__The task__. Gather all lines in the entries that include the word "giải".

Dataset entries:
□ □ □ □ □ □ □

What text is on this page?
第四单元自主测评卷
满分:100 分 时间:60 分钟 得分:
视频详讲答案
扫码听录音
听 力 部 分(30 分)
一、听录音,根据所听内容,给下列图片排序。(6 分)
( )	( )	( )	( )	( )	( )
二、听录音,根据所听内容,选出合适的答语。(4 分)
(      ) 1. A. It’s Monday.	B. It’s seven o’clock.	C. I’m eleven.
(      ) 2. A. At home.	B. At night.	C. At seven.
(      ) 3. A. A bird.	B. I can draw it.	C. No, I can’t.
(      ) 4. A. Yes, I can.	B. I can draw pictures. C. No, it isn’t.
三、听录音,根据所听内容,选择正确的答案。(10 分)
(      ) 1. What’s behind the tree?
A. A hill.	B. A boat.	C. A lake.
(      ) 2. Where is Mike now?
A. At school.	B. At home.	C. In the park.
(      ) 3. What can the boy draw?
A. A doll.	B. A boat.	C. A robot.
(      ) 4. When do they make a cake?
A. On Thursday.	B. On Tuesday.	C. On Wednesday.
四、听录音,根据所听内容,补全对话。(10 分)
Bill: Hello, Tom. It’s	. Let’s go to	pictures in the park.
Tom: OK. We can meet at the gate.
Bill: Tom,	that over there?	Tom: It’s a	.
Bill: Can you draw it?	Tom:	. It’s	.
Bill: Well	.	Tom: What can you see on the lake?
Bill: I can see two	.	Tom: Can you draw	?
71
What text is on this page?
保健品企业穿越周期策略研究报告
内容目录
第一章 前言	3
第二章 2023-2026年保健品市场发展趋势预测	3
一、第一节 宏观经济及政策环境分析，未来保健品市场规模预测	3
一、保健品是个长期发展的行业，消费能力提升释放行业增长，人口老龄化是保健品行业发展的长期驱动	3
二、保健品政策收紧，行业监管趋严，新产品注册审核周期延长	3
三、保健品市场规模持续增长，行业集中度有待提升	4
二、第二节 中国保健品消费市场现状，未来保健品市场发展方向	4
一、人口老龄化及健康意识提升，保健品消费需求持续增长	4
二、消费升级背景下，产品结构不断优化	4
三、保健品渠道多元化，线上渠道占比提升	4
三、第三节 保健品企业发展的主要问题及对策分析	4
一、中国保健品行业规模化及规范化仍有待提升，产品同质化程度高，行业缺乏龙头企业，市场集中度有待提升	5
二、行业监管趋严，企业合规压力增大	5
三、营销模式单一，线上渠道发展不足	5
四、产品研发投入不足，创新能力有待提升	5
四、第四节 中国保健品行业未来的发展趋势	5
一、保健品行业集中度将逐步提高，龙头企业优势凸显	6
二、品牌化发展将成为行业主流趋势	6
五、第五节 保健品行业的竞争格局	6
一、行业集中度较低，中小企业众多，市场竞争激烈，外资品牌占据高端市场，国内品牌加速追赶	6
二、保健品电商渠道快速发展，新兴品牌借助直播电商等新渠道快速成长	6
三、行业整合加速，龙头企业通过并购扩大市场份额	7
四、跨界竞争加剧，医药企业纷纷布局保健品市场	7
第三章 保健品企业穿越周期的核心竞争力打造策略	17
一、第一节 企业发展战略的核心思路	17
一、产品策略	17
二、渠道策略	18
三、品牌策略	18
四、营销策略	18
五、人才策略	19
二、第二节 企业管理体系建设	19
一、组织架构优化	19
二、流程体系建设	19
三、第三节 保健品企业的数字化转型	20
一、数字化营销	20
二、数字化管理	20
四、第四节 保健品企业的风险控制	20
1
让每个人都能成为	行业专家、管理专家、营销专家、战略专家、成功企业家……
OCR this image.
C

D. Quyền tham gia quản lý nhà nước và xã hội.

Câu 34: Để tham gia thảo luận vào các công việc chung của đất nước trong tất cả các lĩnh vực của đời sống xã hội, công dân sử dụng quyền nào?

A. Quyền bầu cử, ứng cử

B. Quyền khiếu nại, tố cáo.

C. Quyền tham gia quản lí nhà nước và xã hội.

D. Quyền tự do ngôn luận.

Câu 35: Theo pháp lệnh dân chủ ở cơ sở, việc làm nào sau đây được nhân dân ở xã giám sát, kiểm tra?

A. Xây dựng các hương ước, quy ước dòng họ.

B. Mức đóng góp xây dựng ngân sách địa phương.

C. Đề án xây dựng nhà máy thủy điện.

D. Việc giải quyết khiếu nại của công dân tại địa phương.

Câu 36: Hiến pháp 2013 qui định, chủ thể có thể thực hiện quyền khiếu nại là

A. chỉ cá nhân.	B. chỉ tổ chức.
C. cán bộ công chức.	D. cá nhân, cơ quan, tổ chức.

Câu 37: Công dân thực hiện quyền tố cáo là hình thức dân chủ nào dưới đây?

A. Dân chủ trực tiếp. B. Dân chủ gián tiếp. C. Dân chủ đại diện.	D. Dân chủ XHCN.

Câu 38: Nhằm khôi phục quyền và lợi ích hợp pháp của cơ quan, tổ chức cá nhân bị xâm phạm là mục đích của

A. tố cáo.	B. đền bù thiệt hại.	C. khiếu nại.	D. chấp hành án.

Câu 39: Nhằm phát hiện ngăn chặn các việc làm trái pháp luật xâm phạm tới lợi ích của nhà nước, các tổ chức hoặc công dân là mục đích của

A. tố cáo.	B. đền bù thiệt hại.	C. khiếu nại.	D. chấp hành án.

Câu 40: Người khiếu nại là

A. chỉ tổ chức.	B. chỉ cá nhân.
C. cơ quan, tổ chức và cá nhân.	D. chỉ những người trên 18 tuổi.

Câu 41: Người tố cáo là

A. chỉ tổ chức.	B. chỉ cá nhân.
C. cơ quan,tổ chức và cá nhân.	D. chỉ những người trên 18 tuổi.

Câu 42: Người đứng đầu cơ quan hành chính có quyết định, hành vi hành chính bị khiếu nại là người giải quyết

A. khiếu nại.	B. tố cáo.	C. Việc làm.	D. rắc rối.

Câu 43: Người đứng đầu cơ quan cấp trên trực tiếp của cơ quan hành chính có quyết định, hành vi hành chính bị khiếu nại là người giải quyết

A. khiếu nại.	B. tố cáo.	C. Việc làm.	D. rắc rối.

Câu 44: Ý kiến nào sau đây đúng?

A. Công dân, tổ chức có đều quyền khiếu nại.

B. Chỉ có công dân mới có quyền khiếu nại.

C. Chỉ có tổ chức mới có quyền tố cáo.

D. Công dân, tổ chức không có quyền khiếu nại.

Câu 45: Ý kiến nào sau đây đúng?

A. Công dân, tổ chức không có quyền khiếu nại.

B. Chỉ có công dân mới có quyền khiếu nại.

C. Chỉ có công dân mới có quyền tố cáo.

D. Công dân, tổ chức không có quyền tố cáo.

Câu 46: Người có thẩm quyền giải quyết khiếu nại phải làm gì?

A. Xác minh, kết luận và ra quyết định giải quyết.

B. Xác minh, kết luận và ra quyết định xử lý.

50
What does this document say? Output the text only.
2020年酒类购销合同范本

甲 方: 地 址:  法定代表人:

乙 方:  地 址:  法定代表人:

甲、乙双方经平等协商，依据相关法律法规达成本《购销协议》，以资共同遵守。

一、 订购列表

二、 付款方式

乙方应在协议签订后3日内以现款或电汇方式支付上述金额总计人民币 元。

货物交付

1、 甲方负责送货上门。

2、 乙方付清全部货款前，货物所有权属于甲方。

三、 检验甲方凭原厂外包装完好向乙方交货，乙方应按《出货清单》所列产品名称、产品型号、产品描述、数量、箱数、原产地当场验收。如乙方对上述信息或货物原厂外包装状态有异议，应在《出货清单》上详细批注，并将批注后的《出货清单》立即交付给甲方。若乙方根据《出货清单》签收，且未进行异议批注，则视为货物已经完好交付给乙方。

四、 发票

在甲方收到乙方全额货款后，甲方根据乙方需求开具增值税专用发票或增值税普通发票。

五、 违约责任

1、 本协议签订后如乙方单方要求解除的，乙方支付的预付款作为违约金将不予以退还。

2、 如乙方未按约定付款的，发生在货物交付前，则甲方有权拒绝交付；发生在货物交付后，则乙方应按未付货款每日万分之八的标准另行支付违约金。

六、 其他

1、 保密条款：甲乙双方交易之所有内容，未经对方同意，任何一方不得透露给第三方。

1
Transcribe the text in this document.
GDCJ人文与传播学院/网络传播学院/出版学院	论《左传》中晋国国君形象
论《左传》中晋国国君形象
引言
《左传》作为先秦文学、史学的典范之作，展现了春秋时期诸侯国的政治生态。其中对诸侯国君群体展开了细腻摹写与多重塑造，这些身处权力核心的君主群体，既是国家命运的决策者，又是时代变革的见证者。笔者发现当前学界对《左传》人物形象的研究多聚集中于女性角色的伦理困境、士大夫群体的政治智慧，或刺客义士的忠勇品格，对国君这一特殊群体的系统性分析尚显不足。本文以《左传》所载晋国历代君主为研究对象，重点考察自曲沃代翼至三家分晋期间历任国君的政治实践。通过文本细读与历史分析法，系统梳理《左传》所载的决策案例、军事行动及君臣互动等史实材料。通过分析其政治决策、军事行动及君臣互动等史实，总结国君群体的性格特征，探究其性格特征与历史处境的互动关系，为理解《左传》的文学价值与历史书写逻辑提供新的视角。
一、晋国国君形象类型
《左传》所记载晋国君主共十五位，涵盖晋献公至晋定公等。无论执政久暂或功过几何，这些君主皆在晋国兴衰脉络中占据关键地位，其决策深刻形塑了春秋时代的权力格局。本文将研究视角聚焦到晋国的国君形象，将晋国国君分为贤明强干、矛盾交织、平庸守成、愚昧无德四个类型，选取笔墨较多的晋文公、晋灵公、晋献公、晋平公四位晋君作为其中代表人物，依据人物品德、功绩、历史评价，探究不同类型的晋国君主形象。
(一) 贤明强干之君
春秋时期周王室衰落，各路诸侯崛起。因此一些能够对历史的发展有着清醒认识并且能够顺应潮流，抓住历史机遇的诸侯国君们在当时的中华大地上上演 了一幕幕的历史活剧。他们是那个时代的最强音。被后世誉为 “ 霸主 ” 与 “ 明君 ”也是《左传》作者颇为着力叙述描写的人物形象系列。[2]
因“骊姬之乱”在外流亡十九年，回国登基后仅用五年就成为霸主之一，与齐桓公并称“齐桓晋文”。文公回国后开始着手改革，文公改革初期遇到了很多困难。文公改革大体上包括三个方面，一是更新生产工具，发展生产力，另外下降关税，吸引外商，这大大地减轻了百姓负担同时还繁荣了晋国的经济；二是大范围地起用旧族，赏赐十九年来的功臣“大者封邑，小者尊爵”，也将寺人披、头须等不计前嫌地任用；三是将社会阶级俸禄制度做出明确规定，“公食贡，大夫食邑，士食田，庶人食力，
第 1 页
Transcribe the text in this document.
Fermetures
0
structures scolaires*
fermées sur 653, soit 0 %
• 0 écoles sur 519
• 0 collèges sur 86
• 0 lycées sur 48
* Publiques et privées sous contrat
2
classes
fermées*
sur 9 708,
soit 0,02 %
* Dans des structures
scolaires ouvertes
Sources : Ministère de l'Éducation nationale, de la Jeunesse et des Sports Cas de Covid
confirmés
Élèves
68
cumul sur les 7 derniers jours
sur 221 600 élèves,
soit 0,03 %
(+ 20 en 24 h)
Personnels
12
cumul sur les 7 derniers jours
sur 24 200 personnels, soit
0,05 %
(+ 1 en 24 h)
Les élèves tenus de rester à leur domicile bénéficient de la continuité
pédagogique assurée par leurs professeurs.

□ □ □ □ □ □ □

__Response below__.
D. Việc giải quyết khiếu nại của công dân tại địa phương.
Câu 42: Người đứng đầu cơ quan hành chính có quyết định, hành vi hành chính bị khiếu nại là người giải quyết
Câu 43: Người đứng đầu cơ quan cấp trên trực tiếp của cơ quan hành chính có quyết định, hành vi hành chính bị khiếu nại là người giải quyết
Câu 46: Người có thẩm quyền giải quyết khiếu nại phải làm gì?
A. Xác minh, kết luận và ra quyết định giải quyết.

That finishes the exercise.